▶ **STATED GOAL**
Here are some records; copy every line that holds the word "text".

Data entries
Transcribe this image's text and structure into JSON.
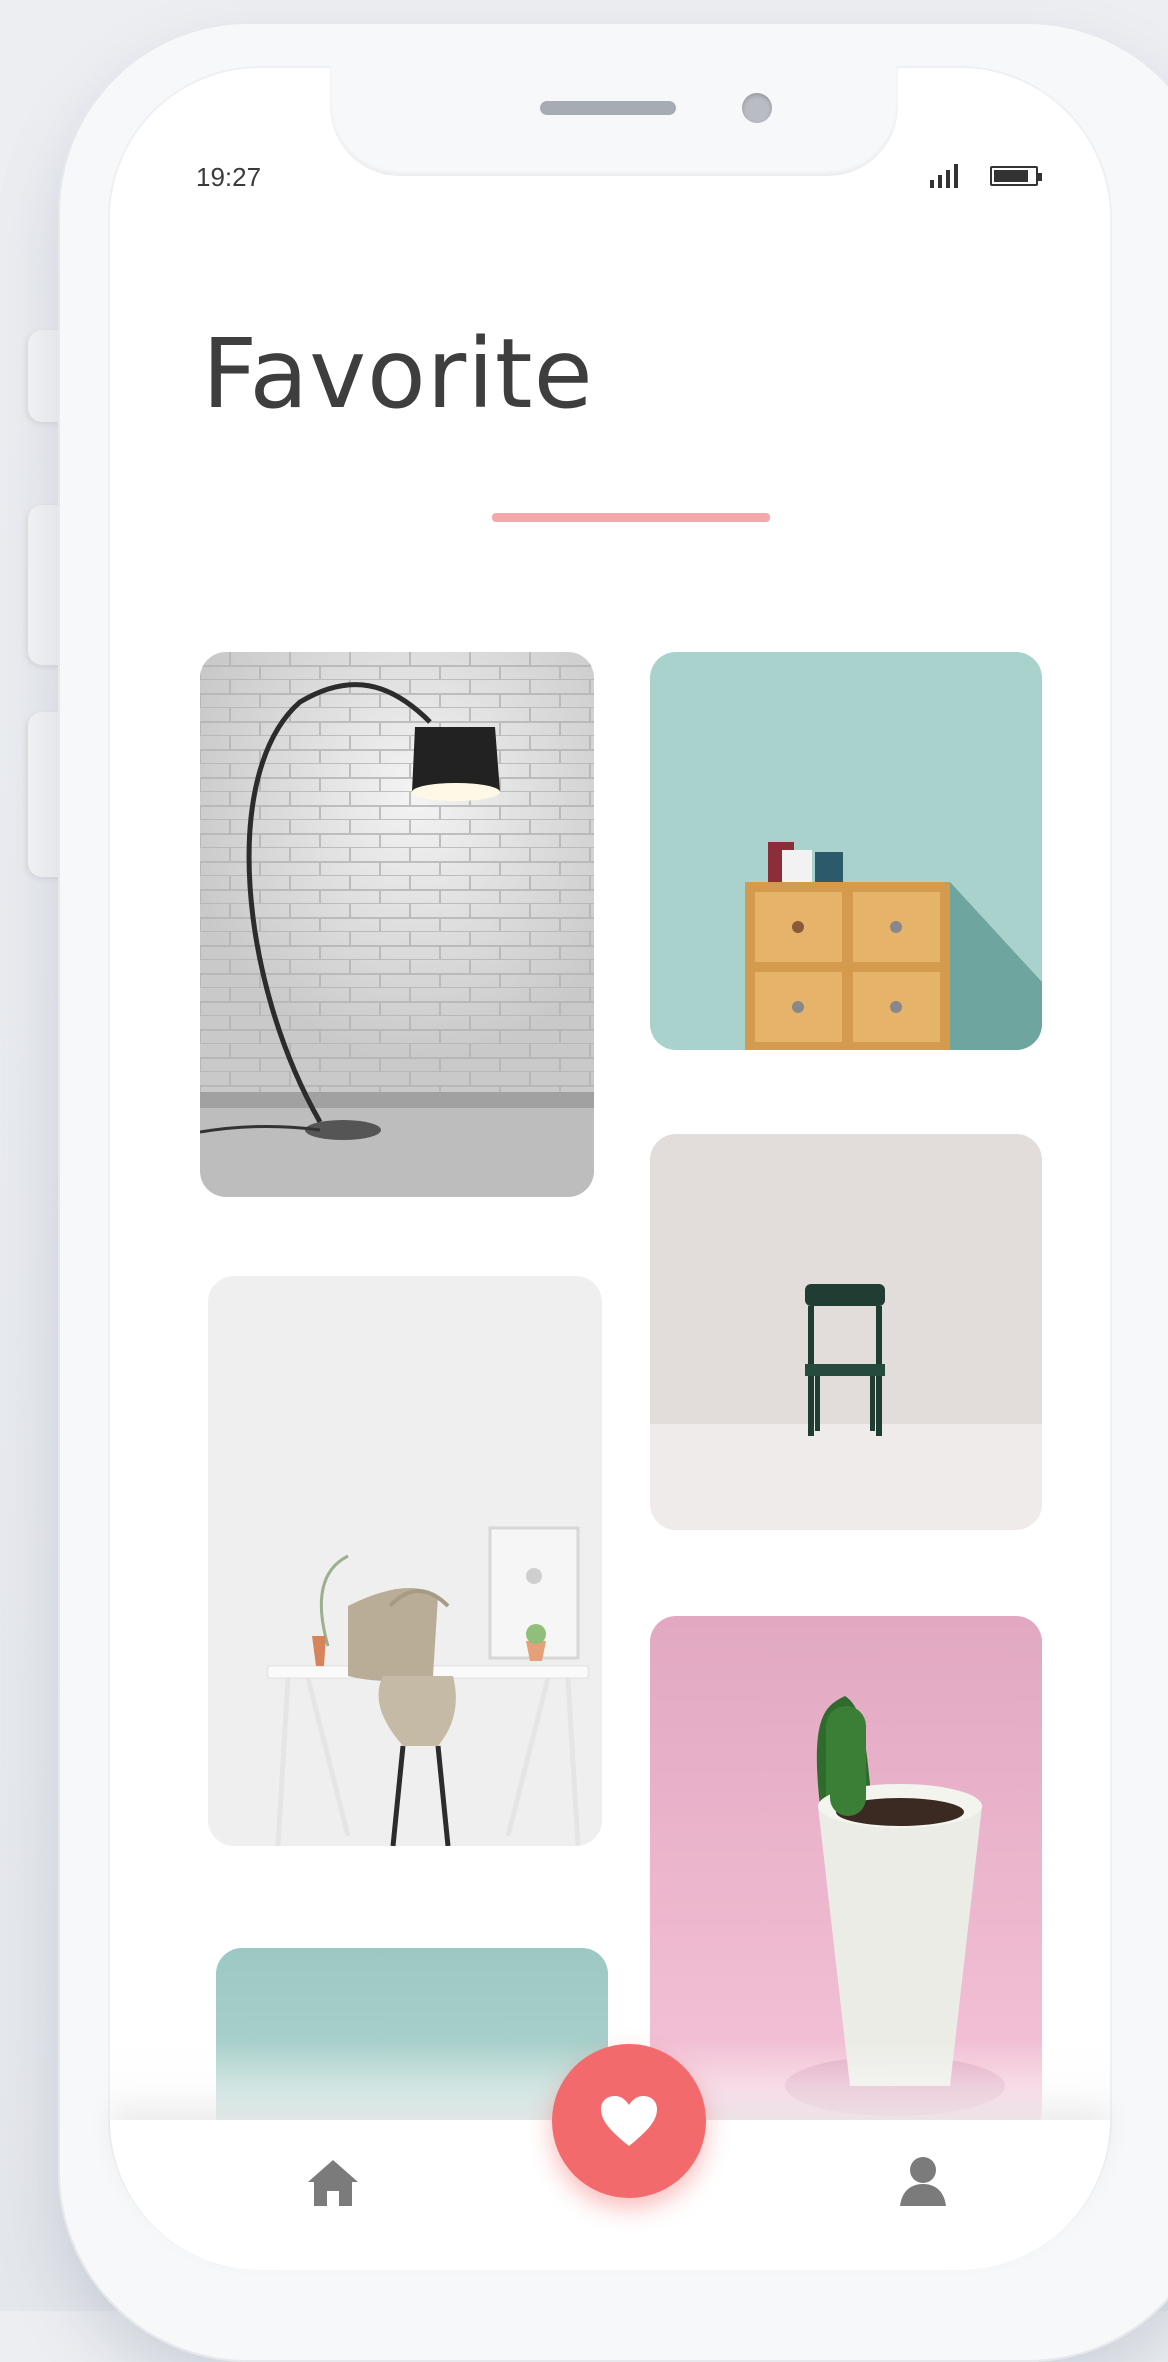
{
  "status_bar": {
    "time": "19:27"
  },
  "header": {
    "title": "Favorite"
  },
  "colors": {
    "accent": "#f26a6b",
    "underline": "#f6a7aa",
    "text": "#3e3e3e"
  },
  "favorites": [
    {
      "name": "floor-lamp"
    },
    {
      "name": "drawer-cabinet"
    },
    {
      "name": "green-chair"
    },
    {
      "name": "white-desk"
    },
    {
      "name": "cactus-pot"
    },
    {
      "name": "teal-item"
    }
  ],
  "nav": {
    "home_icon": "home-icon",
    "favorite_icon": "heart-icon",
    "profile_icon": "user-icon"
  }
}
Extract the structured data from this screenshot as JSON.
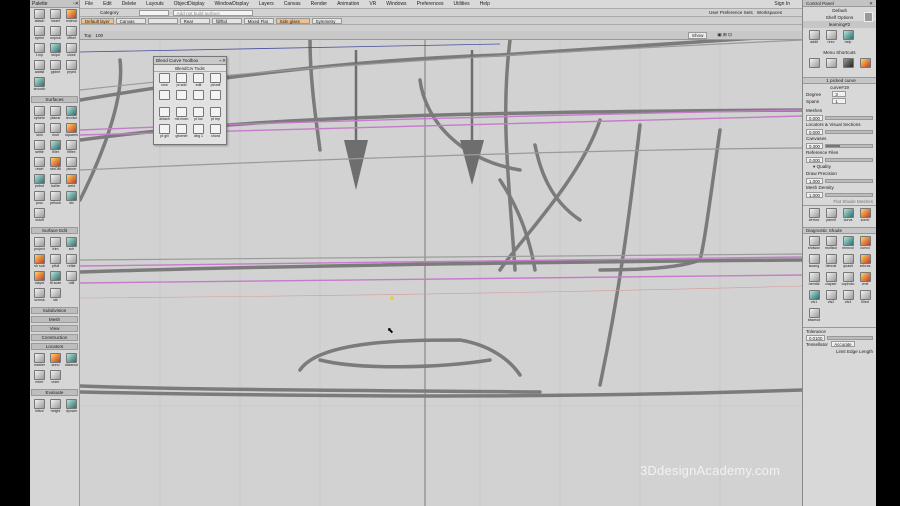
{
  "palette": {
    "title": "Palette",
    "tools_top": [
      "attach",
      "insert",
      "extend",
      "symm",
      "unpick",
      "offset",
      "t-mp",
      "skipd",
      "close",
      "addsit",
      "pjoine",
      "pryed",
      "smooth"
    ],
    "section_surfaces": "Surfaces",
    "tools_surfaces": [
      "sphere",
      "planar",
      "revolve",
      "skin",
      "mult",
      "squares",
      "settle",
      "fillet",
      "filflex",
      "rewrt",
      "rdnDBl",
      "pinner",
      "pnbuf",
      "ballre",
      "weld",
      "proc",
      "prflosh",
      "sfc",
      "xstuff"
    ],
    "section_surface_edit": "Surface Edit",
    "tools_surface_edit": [
      "project",
      "trim",
      "sch",
      "sh sub",
      "pflull",
      "reflat",
      "claynt",
      "fit scan",
      "rdlif",
      "scrnss",
      "stk"
    ],
    "section_subdivision": "Subdivision",
    "section_mesh": "Mesh",
    "section_view": "View",
    "section_construction": "Construction",
    "section_locators": "Locators",
    "tools_locators": [
      "marker",
      "anno",
      "distance",
      "minrr",
      "crsnr"
    ],
    "section_evaluate": "Evaluate",
    "tools_evaluate": [
      "infsnr",
      "height",
      "dynam"
    ]
  },
  "menubar": {
    "items": [
      "File",
      "Edit",
      "Delete",
      "Layouts",
      "ObjectDisplay",
      "WindowDisplay",
      "Layers",
      "Canvas",
      "Render",
      "Animation",
      "VR",
      "Windows",
      "Preferences",
      "Utilities",
      "Help"
    ],
    "sign_in": "Sign In"
  },
  "toolbar": {
    "category_label": "Category",
    "search_placeholder": "Add not build surface",
    "user_pref_sets": "User Preference Sets",
    "workspaces": "Workspaces",
    "default_layer": "Default layer",
    "canvas_label": "Canvas",
    "rear_label": "Rear",
    "tab_fill": "fill/ftid",
    "tab_mixed": "Mixed Flat",
    "side_glass": "Side glass",
    "symmetry": "Symmetry"
  },
  "viewport": {
    "label": "Top",
    "zoom": "100",
    "show_button": "Show"
  },
  "toolbox": {
    "title": "Blend Curve Toolbox",
    "subtitle": "BlendCrv Tools",
    "tools": [
      "new",
      "pt add",
      "edit",
      "pt/unif",
      "",
      "",
      "",
      "",
      "detach",
      "mk mom",
      "pt loc",
      "pt rep",
      "pt gill",
      "geomet",
      "dbg 1",
      "chord"
    ]
  },
  "control_panel": {
    "title": "Control Panel",
    "preset": "Default",
    "shelf_options": "Shelf Options",
    "shelf_name": "learning#2",
    "shelf_tools": [
      "addit",
      "nrev",
      "help"
    ],
    "menu_shortcuts": "Menu Shortcuts",
    "picked": "1 picked curve",
    "curve_name": "curve#19",
    "degree_label": "Degree",
    "degree_value": "3",
    "spans_label": "Spans",
    "spans_value": "1",
    "meshes_label": "Meshes",
    "meshes_value": "0.000",
    "locators_label": "Locators & Visual Sections",
    "locators_value": "0.000",
    "canvases_label": "Canvases",
    "canvases_value": "0.300",
    "ref_label": "Reference Files",
    "ref_value": "0.000",
    "quality_label": "Quality",
    "draw_precision_label": "Draw Precision",
    "draw_precision_value": "1.000",
    "mesh_density_label": "Mesh Density",
    "mesh_density_value": "1.000",
    "flat_shade": "Flat Shade Meshes",
    "shelf2_tools": [
      "zfrmcv",
      "panelf",
      "curva",
      "zomb"
    ],
    "diagnostic_shade": "Diagnostic Shade",
    "diag_tools": [
      "shdwon",
      "multicol",
      "mnncol",
      "curvcl",
      "isoang",
      "hlmnat",
      "quasit",
      "zebras",
      "hemfal",
      "clayser",
      "cophoto",
      "vmtl",
      "vis1",
      "vis2",
      "vis3",
      "filled",
      "bssmod"
    ],
    "tolerance_label": "Tolerance",
    "tolerance_value": "0.0100",
    "tessellator_label": "Tessellator",
    "tessellator_value": "Accurate",
    "limit_edge": "Limit Edge Length"
  },
  "watermark": "3DdesignAcademy.com"
}
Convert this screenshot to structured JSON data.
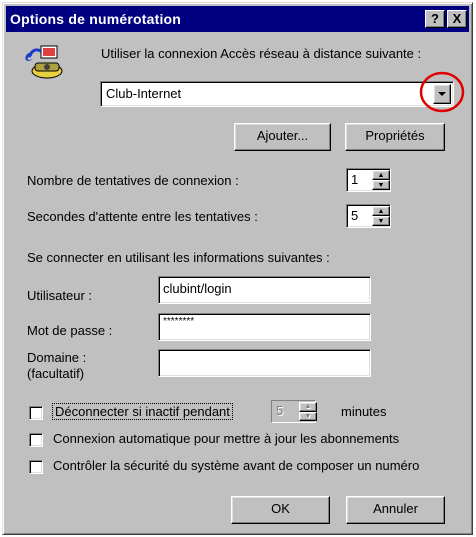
{
  "window": {
    "title": "Options de numérotation",
    "help_button": "?",
    "close_button": "X"
  },
  "connection": {
    "label": "Utiliser la connexion Accès réseau à distance suivante :",
    "selected": "Club-Internet",
    "add_button": "Ajouter...",
    "properties_button": "Propriétés"
  },
  "retries": {
    "attempts_label": "Nombre de tentatives de connexion :",
    "attempts_value": "1",
    "wait_label": "Secondes d'attente entre les tentatives :",
    "wait_value": "5"
  },
  "credentials": {
    "section_label": "Se connecter en utilisant les informations suivantes :",
    "user_label": "Utilisateur :",
    "user_value": "clubint/login",
    "password_label": "Mot de passe :",
    "password_value": "********",
    "domain_label": "Domaine :",
    "domain_sub_label": "(facultatif)",
    "domain_value": ""
  },
  "options": {
    "disconnect_label": "Déconnecter si inactif pendant",
    "idle_value": "5",
    "minutes_label": "minutes",
    "auto_connect_label": "Connexion automatique pour mettre à jour les abonnements",
    "security_label": "Contrôler la sécurité du système avant de composer un numéro"
  },
  "footer": {
    "ok_button": "OK",
    "cancel_button": "Annuler"
  }
}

▶ **ANSWER TO THE TASK**
Transcribe this image's text and structure into JSON.
    "text": "#3e3e3e"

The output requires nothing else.